## DATA SECTION

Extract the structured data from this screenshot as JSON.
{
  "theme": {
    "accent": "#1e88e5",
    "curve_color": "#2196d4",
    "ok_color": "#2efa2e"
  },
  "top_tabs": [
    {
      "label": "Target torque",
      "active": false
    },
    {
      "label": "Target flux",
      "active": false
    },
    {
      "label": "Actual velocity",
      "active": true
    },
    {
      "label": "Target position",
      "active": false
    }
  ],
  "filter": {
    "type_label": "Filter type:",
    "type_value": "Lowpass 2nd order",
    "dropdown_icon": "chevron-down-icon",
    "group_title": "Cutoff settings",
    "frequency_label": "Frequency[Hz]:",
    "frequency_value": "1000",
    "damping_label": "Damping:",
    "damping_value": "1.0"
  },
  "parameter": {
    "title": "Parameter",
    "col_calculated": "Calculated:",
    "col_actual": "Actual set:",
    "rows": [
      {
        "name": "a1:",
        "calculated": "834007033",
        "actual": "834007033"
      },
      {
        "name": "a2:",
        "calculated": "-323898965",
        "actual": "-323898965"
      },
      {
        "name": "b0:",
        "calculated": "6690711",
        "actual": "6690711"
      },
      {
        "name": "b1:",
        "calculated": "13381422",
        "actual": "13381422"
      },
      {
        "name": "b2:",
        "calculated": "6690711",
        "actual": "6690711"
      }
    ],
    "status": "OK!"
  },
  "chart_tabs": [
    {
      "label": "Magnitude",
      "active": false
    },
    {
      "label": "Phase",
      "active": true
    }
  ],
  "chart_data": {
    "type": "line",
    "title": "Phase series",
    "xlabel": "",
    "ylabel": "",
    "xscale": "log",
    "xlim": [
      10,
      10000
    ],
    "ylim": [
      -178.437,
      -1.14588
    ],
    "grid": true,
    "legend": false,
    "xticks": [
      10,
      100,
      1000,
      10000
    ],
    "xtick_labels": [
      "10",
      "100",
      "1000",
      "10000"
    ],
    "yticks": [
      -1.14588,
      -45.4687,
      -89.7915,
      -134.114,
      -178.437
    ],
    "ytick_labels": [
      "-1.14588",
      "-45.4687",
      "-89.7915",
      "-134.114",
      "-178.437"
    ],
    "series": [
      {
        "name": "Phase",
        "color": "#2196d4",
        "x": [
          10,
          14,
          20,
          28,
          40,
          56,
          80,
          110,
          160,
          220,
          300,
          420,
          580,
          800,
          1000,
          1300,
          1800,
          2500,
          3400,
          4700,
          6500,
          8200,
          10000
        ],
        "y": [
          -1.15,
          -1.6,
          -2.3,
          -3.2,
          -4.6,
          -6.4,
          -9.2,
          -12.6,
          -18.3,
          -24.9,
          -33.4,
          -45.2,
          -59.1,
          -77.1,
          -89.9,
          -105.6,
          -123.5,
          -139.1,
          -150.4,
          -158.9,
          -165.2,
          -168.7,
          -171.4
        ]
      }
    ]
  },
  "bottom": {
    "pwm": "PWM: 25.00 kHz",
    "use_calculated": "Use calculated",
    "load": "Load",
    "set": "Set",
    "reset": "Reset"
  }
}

## PROBLEM
Search the data for the word "Phase" and copy each line where it appears.

## EXPECTED OUTPUT
      "label": "Phase",
    "title": "Phase series",
        "name": "Phase",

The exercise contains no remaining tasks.